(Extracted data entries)
• • • • • • •
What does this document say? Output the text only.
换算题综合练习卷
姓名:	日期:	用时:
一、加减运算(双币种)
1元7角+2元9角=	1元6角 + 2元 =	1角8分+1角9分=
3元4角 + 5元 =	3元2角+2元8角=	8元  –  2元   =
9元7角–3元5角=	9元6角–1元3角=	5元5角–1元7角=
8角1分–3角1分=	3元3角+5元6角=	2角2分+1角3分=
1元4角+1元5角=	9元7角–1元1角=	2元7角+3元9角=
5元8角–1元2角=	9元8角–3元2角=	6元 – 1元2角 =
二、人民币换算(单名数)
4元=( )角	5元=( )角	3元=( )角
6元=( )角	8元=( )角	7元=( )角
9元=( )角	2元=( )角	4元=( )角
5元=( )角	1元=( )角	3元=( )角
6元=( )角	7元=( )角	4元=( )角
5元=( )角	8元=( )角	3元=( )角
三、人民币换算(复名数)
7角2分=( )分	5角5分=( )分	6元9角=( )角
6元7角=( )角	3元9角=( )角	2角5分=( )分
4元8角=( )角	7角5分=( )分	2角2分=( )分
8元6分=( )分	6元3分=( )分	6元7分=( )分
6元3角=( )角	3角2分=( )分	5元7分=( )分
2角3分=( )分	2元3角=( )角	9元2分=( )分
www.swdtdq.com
• • • • • • •
■ **PROBLEM**
Repeat each record in full; every line must match exactly.

■ **COMPLETE OUTPUT**
What does this document say? Output the text only.
换算题综合练习卷
姓名:	日期:	用时:
一、加减运算(双币种)
1元7角+2元9角=	1元6角 + 2元 =	1角8分+1角9分=
3元4角 + 5元 =	3元2角+2元8角=	8元  –  2元   =
9元7角–3元5角=	9元6角–1元3角=	5元5角–1元7角=
8角1分–3角1分=	3元3角+5元6角=	2角2分+1角3分=
1元4角+1元5角=	9元7角–1元1角=	2元7角+3元9角=
5元8角–1元2角=	9元8角–3元2角=	6元 – 1元2角 =
二、人民币换算(单名数)
4元=( )角	5元=( )角	3元=( )角
6元=( )角	8元=( )角	7元=( )角
9元=( )角	2元=( )角	4元=( )角
5元=( )角	1元=( )角	3元=( )角
6元=( )角	7元=( )角	4元=( )角
5元=( )角	8元=( )角	3元=( )角
三、人民币换算(复名数)
7角2分=( )分	5角5分=( )分	6元9角=( )角
6元7角=( )角	3元9角=( )角	2角5分=( )分
4元8角=( )角	7角5分=( )分	2角2分=( )分
8元6分=( )分	6元3分=( )分	6元7分=( )分
6元3角=( )角	3角2分=( )分	5元7分=( )分
2角3分=( )分	2元3角=( )角	9元2分=( )分
www.swdtdq.com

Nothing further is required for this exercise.